[WHAT TO DO] Quote all of the data below exactly, please.

[MATERIAL PROVIDED]

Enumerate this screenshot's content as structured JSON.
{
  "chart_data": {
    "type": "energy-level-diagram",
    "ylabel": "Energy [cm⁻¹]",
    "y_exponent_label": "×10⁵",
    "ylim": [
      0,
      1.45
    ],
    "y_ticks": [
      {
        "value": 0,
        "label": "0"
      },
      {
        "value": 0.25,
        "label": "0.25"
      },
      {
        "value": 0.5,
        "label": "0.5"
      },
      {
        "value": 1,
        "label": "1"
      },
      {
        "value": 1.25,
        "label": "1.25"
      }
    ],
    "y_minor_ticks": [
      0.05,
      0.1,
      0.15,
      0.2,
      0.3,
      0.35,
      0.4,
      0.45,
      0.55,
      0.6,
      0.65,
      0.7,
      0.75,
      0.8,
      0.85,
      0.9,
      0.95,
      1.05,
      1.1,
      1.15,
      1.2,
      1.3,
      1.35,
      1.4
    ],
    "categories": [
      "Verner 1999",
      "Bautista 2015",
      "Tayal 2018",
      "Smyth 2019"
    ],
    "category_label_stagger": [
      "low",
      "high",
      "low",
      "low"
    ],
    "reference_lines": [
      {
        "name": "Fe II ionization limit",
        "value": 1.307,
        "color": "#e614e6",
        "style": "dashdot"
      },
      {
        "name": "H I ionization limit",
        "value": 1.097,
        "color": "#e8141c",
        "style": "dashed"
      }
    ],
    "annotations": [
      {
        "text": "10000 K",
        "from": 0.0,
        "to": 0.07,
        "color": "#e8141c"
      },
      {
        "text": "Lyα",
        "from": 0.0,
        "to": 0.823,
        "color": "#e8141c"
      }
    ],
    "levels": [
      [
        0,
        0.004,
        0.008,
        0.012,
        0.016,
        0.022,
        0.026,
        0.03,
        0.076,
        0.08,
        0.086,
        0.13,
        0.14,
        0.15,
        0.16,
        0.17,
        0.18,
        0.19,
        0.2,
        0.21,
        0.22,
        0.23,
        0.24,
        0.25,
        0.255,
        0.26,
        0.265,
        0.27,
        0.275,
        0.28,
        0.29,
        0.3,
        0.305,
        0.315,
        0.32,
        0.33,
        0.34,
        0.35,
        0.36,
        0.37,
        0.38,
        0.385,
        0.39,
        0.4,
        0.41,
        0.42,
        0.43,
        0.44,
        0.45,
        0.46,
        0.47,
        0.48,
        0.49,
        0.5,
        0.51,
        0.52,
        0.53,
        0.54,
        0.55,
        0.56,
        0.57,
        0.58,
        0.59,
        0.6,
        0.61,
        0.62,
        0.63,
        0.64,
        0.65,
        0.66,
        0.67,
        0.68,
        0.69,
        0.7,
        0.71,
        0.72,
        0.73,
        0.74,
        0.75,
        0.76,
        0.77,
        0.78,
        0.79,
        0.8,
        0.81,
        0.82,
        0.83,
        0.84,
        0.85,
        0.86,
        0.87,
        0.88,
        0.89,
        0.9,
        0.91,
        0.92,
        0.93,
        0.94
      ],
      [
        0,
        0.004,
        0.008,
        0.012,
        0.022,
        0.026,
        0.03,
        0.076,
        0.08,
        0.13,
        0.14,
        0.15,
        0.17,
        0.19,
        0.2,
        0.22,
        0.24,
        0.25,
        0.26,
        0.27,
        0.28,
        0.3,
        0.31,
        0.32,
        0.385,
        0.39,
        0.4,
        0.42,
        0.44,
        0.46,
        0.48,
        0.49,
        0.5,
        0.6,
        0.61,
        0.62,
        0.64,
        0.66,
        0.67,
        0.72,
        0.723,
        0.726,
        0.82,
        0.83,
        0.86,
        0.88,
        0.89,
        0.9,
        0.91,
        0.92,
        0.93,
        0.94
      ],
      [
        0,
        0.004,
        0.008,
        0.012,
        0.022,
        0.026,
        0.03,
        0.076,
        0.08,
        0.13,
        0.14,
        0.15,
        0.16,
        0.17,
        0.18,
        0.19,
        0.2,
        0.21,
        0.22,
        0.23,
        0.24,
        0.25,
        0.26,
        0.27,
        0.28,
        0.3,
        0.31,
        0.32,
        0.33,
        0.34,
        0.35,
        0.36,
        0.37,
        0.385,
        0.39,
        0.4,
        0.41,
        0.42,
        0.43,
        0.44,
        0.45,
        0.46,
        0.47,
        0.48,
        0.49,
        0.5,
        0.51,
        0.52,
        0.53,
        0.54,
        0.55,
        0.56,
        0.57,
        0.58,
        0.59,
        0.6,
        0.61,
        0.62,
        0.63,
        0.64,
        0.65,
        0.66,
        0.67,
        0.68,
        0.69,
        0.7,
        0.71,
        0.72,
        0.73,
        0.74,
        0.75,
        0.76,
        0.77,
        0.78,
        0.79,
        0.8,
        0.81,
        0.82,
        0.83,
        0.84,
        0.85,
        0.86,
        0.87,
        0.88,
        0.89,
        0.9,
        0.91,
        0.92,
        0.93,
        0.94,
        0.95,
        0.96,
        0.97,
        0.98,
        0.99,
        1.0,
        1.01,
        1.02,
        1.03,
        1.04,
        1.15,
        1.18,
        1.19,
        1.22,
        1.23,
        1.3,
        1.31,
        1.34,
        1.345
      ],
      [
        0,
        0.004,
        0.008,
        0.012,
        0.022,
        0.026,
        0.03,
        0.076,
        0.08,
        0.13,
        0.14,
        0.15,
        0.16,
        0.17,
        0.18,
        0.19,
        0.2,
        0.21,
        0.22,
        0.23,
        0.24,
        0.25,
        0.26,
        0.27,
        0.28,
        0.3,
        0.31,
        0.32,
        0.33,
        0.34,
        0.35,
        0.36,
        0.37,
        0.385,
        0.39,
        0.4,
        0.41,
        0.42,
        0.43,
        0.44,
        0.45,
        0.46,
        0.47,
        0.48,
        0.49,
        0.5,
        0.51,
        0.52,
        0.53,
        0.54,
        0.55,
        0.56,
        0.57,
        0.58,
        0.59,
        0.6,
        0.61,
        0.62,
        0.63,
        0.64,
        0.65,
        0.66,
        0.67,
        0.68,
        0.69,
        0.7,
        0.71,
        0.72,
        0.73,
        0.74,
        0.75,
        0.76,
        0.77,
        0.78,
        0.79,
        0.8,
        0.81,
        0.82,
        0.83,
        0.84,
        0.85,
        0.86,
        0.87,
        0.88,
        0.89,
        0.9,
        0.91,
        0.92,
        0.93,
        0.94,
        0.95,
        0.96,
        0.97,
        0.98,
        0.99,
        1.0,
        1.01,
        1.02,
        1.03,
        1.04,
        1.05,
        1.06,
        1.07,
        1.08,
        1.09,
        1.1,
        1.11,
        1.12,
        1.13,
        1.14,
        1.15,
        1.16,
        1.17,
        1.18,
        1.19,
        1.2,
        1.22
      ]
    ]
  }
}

[WORKED ANSWER]
Enumerate this screenshot's content as structured JSON.
{
  "chart_data": {
    "type": "energy-level-diagram",
    "ylabel": "Energy [cm⁻¹]",
    "y_exponent_label": "×10⁵",
    "ylim": [
      0,
      1.45
    ],
    "y_ticks": [
      {
        "value": 0,
        "label": "0"
      },
      {
        "value": 0.25,
        "label": "0.25"
      },
      {
        "value": 0.5,
        "label": "0.5"
      },
      {
        "value": 1,
        "label": "1"
      },
      {
        "value": 1.25,
        "label": "1.25"
      }
    ],
    "y_minor_ticks": [
      0.05,
      0.1,
      0.15,
      0.2,
      0.3,
      0.35,
      0.4,
      0.45,
      0.55,
      0.6,
      0.65,
      0.7,
      0.75,
      0.8,
      0.85,
      0.9,
      0.95,
      1.05,
      1.1,
      1.15,
      1.2,
      1.3,
      1.35,
      1.4
    ],
    "categories": [
      "Verner 1999",
      "Bautista 2015",
      "Tayal 2018",
      "Smyth 2019"
    ],
    "category_label_stagger": [
      "low",
      "high",
      "low",
      "low"
    ],
    "reference_lines": [
      {
        "name": "Fe II ionization limit",
        "value": 1.307,
        "color": "#e614e6",
        "style": "dashdot"
      },
      {
        "name": "H I ionization limit",
        "value": 1.097,
        "color": "#e8141c",
        "style": "dashed"
      }
    ],
    "annotations": [
      {
        "text": "10000 K",
        "from": 0.0,
        "to": 0.07,
        "color": "#e8141c"
      },
      {
        "text": "Lyα",
        "from": 0.0,
        "to": 0.823,
        "color": "#e8141c"
      }
    ],
    "levels": [
      [
        0,
        0.004,
        0.008,
        0.012,
        0.016,
        0.022,
        0.026,
        0.03,
        0.076,
        0.08,
        0.086,
        0.13,
        0.14,
        0.15,
        0.16,
        0.17,
        0.18,
        0.19,
        0.2,
        0.21,
        0.22,
        0.23,
        0.24,
        0.25,
        0.255,
        0.26,
        0.265,
        0.27,
        0.275,
        0.28,
        0.29,
        0.3,
        0.305,
        0.315,
        0.32,
        0.33,
        0.34,
        0.35,
        0.36,
        0.37,
        0.38,
        0.385,
        0.39,
        0.4,
        0.41,
        0.42,
        0.43,
        0.44,
        0.45,
        0.46,
        0.47,
        0.48,
        0.49,
        0.5,
        0.51,
        0.52,
        0.53,
        0.54,
        0.55,
        0.56,
        0.57,
        0.58,
        0.59,
        0.6,
        0.61,
        0.62,
        0.63,
        0.64,
        0.65,
        0.66,
        0.67,
        0.68,
        0.69,
        0.7,
        0.71,
        0.72,
        0.73,
        0.74,
        0.75,
        0.76,
        0.77,
        0.78,
        0.79,
        0.8,
        0.81,
        0.82,
        0.83,
        0.84,
        0.85,
        0.86,
        0.87,
        0.88,
        0.89,
        0.9,
        0.91,
        0.92,
        0.93,
        0.94
      ],
      [
        0,
        0.004,
        0.008,
        0.012,
        0.022,
        0.026,
        0.03,
        0.076,
        0.08,
        0.13,
        0.14,
        0.15,
        0.17,
        0.19,
        0.2,
        0.22,
        0.24,
        0.25,
        0.26,
        0.27,
        0.28,
        0.3,
        0.31,
        0.32,
        0.385,
        0.39,
        0.4,
        0.42,
        0.44,
        0.46,
        0.48,
        0.49,
        0.5,
        0.6,
        0.61,
        0.62,
        0.64,
        0.66,
        0.67,
        0.72,
        0.723,
        0.726,
        0.82,
        0.83,
        0.86,
        0.88,
        0.89,
        0.9,
        0.91,
        0.92,
        0.93,
        0.94
      ],
      [
        0,
        0.004,
        0.008,
        0.012,
        0.022,
        0.026,
        0.03,
        0.076,
        0.08,
        0.13,
        0.14,
        0.15,
        0.16,
        0.17,
        0.18,
        0.19,
        0.2,
        0.21,
        0.22,
        0.23,
        0.24,
        0.25,
        0.26,
        0.27,
        0.28,
        0.3,
        0.31,
        0.32,
        0.33,
        0.34,
        0.35,
        0.36,
        0.37,
        0.385,
        0.39,
        0.4,
        0.41,
        0.42,
        0.43,
        0.44,
        0.45,
        0.46,
        0.47,
        0.48,
        0.49,
        0.5,
        0.51,
        0.52,
        0.53,
        0.54,
        0.55,
        0.56,
        0.57,
        0.58,
        0.59,
        0.6,
        0.61,
        0.62,
        0.63,
        0.64,
        0.65,
        0.66,
        0.67,
        0.68,
        0.69,
        0.7,
        0.71,
        0.72,
        0.73,
        0.74,
        0.75,
        0.76,
        0.77,
        0.78,
        0.79,
        0.8,
        0.81,
        0.82,
        0.83,
        0.84,
        0.85,
        0.86,
        0.87,
        0.88,
        0.89,
        0.9,
        0.91,
        0.92,
        0.93,
        0.94,
        0.95,
        0.96,
        0.97,
        0.98,
        0.99,
        1.0,
        1.01,
        1.02,
        1.03,
        1.04,
        1.15,
        1.18,
        1.19,
        1.22,
        1.23,
        1.3,
        1.31,
        1.34,
        1.345
      ],
      [
        0,
        0.004,
        0.008,
        0.012,
        0.022,
        0.026,
        0.03,
        0.076,
        0.08,
        0.13,
        0.14,
        0.15,
        0.16,
        0.17,
        0.18,
        0.19,
        0.2,
        0.21,
        0.22,
        0.23,
        0.24,
        0.25,
        0.26,
        0.27,
        0.28,
        0.3,
        0.31,
        0.32,
        0.33,
        0.34,
        0.35,
        0.36,
        0.37,
        0.385,
        0.39,
        0.4,
        0.41,
        0.42,
        0.43,
        0.44,
        0.45,
        0.46,
        0.47,
        0.48,
        0.49,
        0.5,
        0.51,
        0.52,
        0.53,
        0.54,
        0.55,
        0.56,
        0.57,
        0.58,
        0.59,
        0.6,
        0.61,
        0.62,
        0.63,
        0.64,
        0.65,
        0.66,
        0.67,
        0.68,
        0.69,
        0.7,
        0.71,
        0.72,
        0.73,
        0.74,
        0.75,
        0.76,
        0.77,
        0.78,
        0.79,
        0.8,
        0.81,
        0.82,
        0.83,
        0.84,
        0.85,
        0.86,
        0.87,
        0.88,
        0.89,
        0.9,
        0.91,
        0.92,
        0.93,
        0.94,
        0.95,
        0.96,
        0.97,
        0.98,
        0.99,
        1.0,
        1.01,
        1.02,
        1.03,
        1.04,
        1.05,
        1.06,
        1.07,
        1.08,
        1.09,
        1.1,
        1.11,
        1.12,
        1.13,
        1.14,
        1.15,
        1.16,
        1.17,
        1.18,
        1.19,
        1.2,
        1.22
      ]
    ]
  }
}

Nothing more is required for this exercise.